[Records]
+ + + + +

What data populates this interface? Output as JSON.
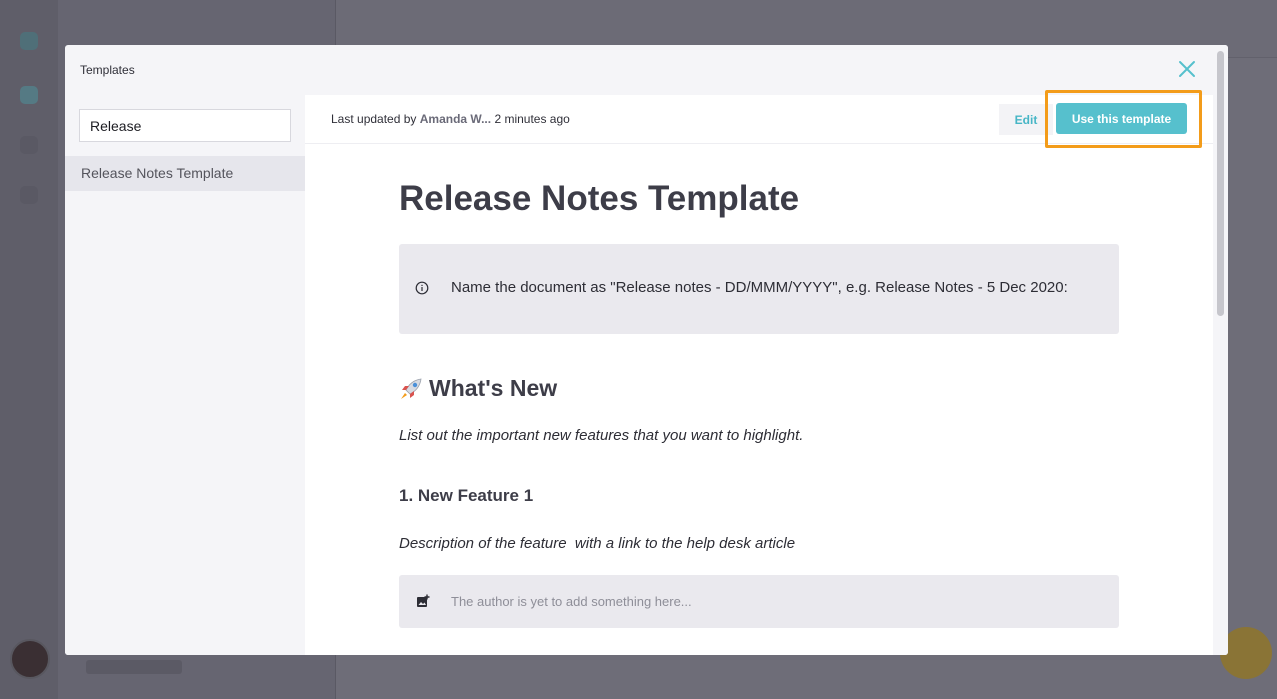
{
  "modal": {
    "title": "Templates",
    "close_icon": "close-icon"
  },
  "search": {
    "value": "Release"
  },
  "template_list": [
    {
      "label": "Release Notes Template",
      "selected": true
    }
  ],
  "header": {
    "last_updated_prefix": "Last updated by",
    "author": "Amanda W...",
    "time": "2 minutes ago",
    "edit_label": "Edit",
    "use_label": "Use this template"
  },
  "document": {
    "title": "Release Notes Template",
    "callout_icon": "info-icon",
    "callout_text": "Name the document as \"Release notes - DD/MMM/YYYY\", e.g. Release Notes - 5 Dec 2020:",
    "section_icon": "rocket-icon",
    "section_heading": "What's New",
    "section_desc": "List out the important new features that you want to highlight.",
    "feature_heading": "1.  New Feature 1",
    "feature_desc": "Description of the feature  with a link to the help desk article",
    "image_icon": "add-image-icon",
    "image_placeholder": "The author is yet to add something here..."
  },
  "colors": {
    "accent": "#56c0cd",
    "highlight": "#f39c1a",
    "overlay": "#6e6d78"
  }
}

+ + + + +

(Task brief)
Without the pictures, transcribe the listing above exactly.

(Solved problem)
What data populates this interface? Output as JSON.
{
  "modal": {
    "title": "Templates",
    "close_icon": "close-icon"
  },
  "search": {
    "value": "Release"
  },
  "template_list": [
    {
      "label": "Release Notes Template",
      "selected": true
    }
  ],
  "header": {
    "last_updated_prefix": "Last updated by",
    "author": "Amanda W...",
    "time": "2 minutes ago",
    "edit_label": "Edit",
    "use_label": "Use this template"
  },
  "document": {
    "title": "Release Notes Template",
    "callout_icon": "info-icon",
    "callout_text": "Name the document as \"Release notes - DD/MMM/YYYY\", e.g. Release Notes - 5 Dec 2020:",
    "section_icon": "rocket-icon",
    "section_heading": "What's New",
    "section_desc": "List out the important new features that you want to highlight.",
    "feature_heading": "1.  New Feature 1",
    "feature_desc": "Description of the feature  with a link to the help desk article",
    "image_icon": "add-image-icon",
    "image_placeholder": "The author is yet to add something here..."
  },
  "colors": {
    "accent": "#56c0cd",
    "highlight": "#f39c1a",
    "overlay": "#6e6d78"
  }
}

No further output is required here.